§ EXERCISE DIRECTIONS:
Keep the images out and copy every entry below exactly.

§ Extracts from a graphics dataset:
....................
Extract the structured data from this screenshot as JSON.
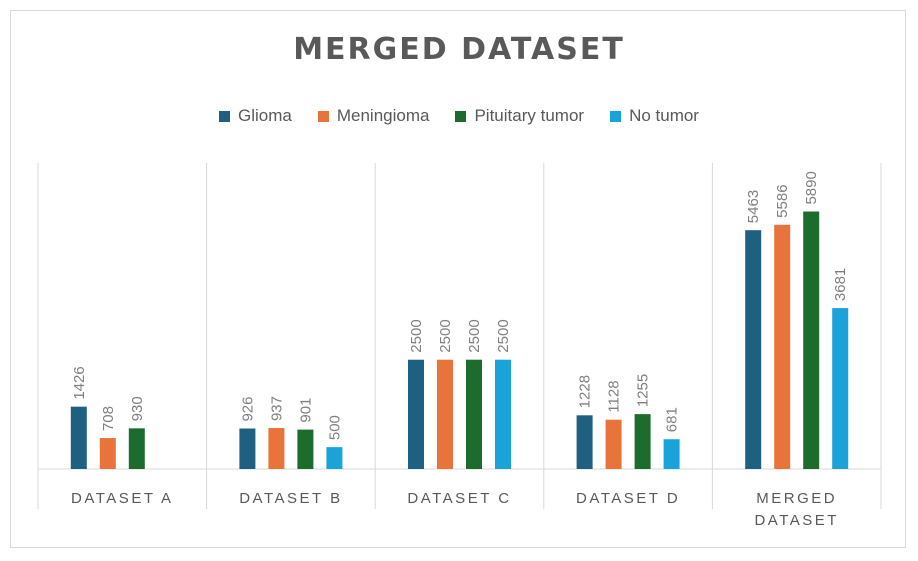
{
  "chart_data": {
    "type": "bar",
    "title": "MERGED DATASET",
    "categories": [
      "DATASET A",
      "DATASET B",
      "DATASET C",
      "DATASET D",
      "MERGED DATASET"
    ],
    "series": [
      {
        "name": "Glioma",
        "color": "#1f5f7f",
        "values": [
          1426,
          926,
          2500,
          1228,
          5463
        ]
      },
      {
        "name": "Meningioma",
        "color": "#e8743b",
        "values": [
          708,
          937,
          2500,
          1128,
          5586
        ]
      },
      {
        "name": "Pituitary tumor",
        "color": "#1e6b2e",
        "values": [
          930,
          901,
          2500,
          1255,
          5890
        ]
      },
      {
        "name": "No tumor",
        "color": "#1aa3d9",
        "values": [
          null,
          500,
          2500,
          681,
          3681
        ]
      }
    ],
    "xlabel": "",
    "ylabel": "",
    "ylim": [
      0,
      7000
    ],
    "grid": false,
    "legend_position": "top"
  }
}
....................
§ SOLVED EXERCISE:
Extract the structured data from this screenshot as JSON.
{
  "chart_data": {
    "type": "bar",
    "title": "MERGED DATASET",
    "categories": [
      "DATASET A",
      "DATASET B",
      "DATASET C",
      "DATASET D",
      "MERGED DATASET"
    ],
    "series": [
      {
        "name": "Glioma",
        "color": "#1f5f7f",
        "values": [
          1426,
          926,
          2500,
          1228,
          5463
        ]
      },
      {
        "name": "Meningioma",
        "color": "#e8743b",
        "values": [
          708,
          937,
          2500,
          1128,
          5586
        ]
      },
      {
        "name": "Pituitary tumor",
        "color": "#1e6b2e",
        "values": [
          930,
          901,
          2500,
          1255,
          5890
        ]
      },
      {
        "name": "No tumor",
        "color": "#1aa3d9",
        "values": [
          null,
          500,
          2500,
          681,
          3681
        ]
      }
    ],
    "xlabel": "",
    "ylabel": "",
    "ylim": [
      0,
      7000
    ],
    "grid": false,
    "legend_position": "top"
  }
}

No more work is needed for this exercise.